## Work instructions:
Copy out all lines that carry the word "субсидий".

--- Start Record list ---

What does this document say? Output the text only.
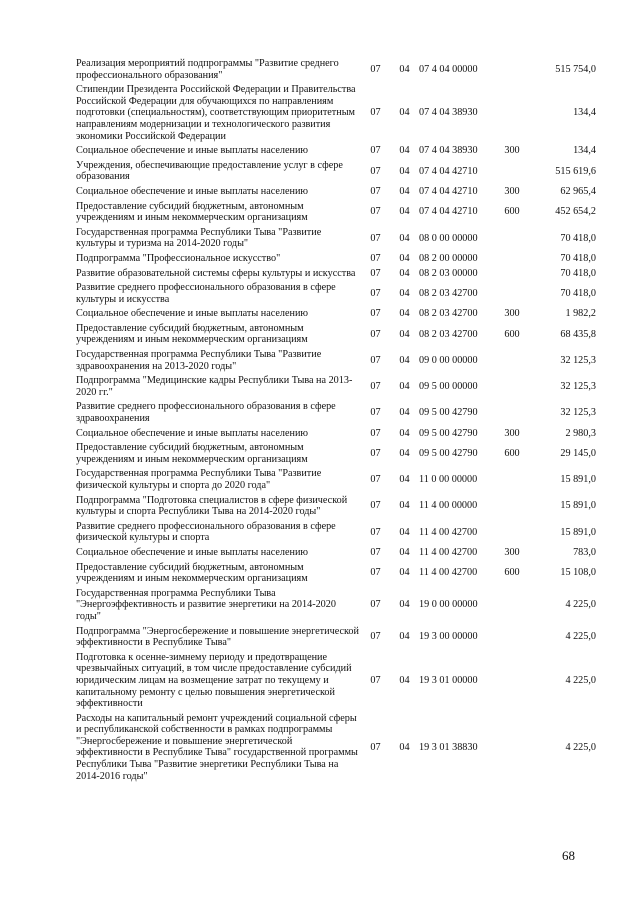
Реализация мероприятий подпрограммы "Развитие среднего профессионального образования"	07	04	07 4 04 00000		515 754,0
Стипендии Президента Российской Федерации и Правительства Российской Федерации для обучающихся по направлениям подготовки (специальностям), соответствующим приоритетным направлениям модернизации и технологического развития экономики Российской Федерации	07	04	07 4 04 38930		134,4
Социальное обеспечение и иные выплаты населению	07	04	07 4 04 38930	300	134,4
Учреждения, обеспечивающие предоставление услуг в сфере образования	07	04	07 4 04 42710		515 619,6
Социальное обеспечение и иные выплаты населению	07	04	07 4 04 42710	300	62 965,4
Предоставление субсидий бюджетным, автономным учреждениям и иным некоммерческим организациям	07	04	07 4 04 42710	600	452 654,2
Государственная программа Республики Тыва "Развитие культуры и туризма на 2014-2020 годы"	07	04	08 0 00 00000		70 418,0
Подпрограмма "Профессиональное искусство"	07	04	08 2 00 00000		70 418,0
Развитие образовательной системы сферы культуры и искусства	07	04	08 2 03 00000		70 418,0
Развитие среднего профессионального образования в сфере культуры и искусства	07	04	08 2 03 42700		70 418,0
Социальное обеспечение и иные выплаты населению	07	04	08 2 03 42700	300	1 982,2
Предоставление субсидий бюджетным, автономным учреждениям и иным некоммерческим организациям	07	04	08 2 03 42700	600	68 435,8
Государственная программа Республики Тыва "Развитие здравоохранения на 2013-2020 годы"	07	04	09 0 00 00000		32 125,3
Подпрограмма "Медицинские кадры Республики Тыва на 2013-2020 гг."	07	04	09 5 00 00000		32 125,3
Развитие среднего профессионального образования в сфере здравоохранения	07	04	09 5 00 42790		32 125,3
Социальное обеспечение и иные выплаты населению	07	04	09 5 00 42790	300	2 980,3
Предоставление субсидий бюджетным, автономным учреждениям и иным некоммерческим организациям	07	04	09 5 00 42790	600	29 145,0
Государственная программа Республики Тыва "Развитие физической культуры и спорта до 2020 года"	07	04	11 0 00 00000		15 891,0
Подпрограмма "Подготовка специалистов в сфере физической культуры и спорта Республики Тыва на 2014-2020 годы"	07	04	11 4 00 00000		15 891,0
Развитие среднего профессионального образования в сфере физической культуры и спорта	07	04	11 4 00 42700		15 891,0
Социальное обеспечение и иные выплаты населению	07	04	11 4 00 42700	300	783,0
Предоставление субсидий бюджетным, автономным учреждениям и иным некоммерческим организациям	07	04	11 4 00 42700	600	15 108,0
Государственная программа Республики Тыва "Энергоэффективность и развитие энергетики на 2014-2020 годы"	07	04	19 0 00 00000		4 225,0
Подпрограмма "Энергосбережение и повышение энергетической эффективности в Республике Тыва"	07	04	19 3 00 00000		4 225,0
Подготовка к осенне-зимнему периоду и предотвращение чрезвычайных ситуаций, в том числе предоставление субсидий юридическим лицам на возмещение затрат по текущему и капитальному ремонту с целью повышения энергетической эффективности	07	04	19 3 01 00000		4 225,0
Расходы на капитальный ремонт учреждений социальной сферы и республиканской собственности в рамках подпрограммы "Энергосбережение и повышение энергетической эффективности в Республике Тыва" государственной программы Республики Тыва "Развитие энергетики Республики Тыва на 2014-2016 годы"	07	04	19 3 01 38830		4 225,0
68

--- End Record list ---

## Exercise output:
Предоставление субсидий бюджетным, автономным учреждениям и иным некоммерческим организациям	07	04	07 4 04 42710	600	452 654,2
Предоставление субсидий бюджетным, автономным учреждениям и иным некоммерческим организациям	07	04	08 2 03 42700	600	68 435,8
Предоставление субсидий бюджетным, автономным учреждениям и иным некоммерческим организациям	07	04	09 5 00 42790	600	29 145,0
Предоставление субсидий бюджетным, автономным учреждениям и иным некоммерческим организациям	07	04	11 4 00 42700	600	15 108,0
Подготовка к осенне-зимнему периоду и предотвращение чрезвычайных ситуаций, в том числе предоставление субсидий юридическим лицам на возмещение затрат по текущему и капитальному ремонту с целью повышения энергетической эффективности	07	04	19 3 01 00000		4 225,0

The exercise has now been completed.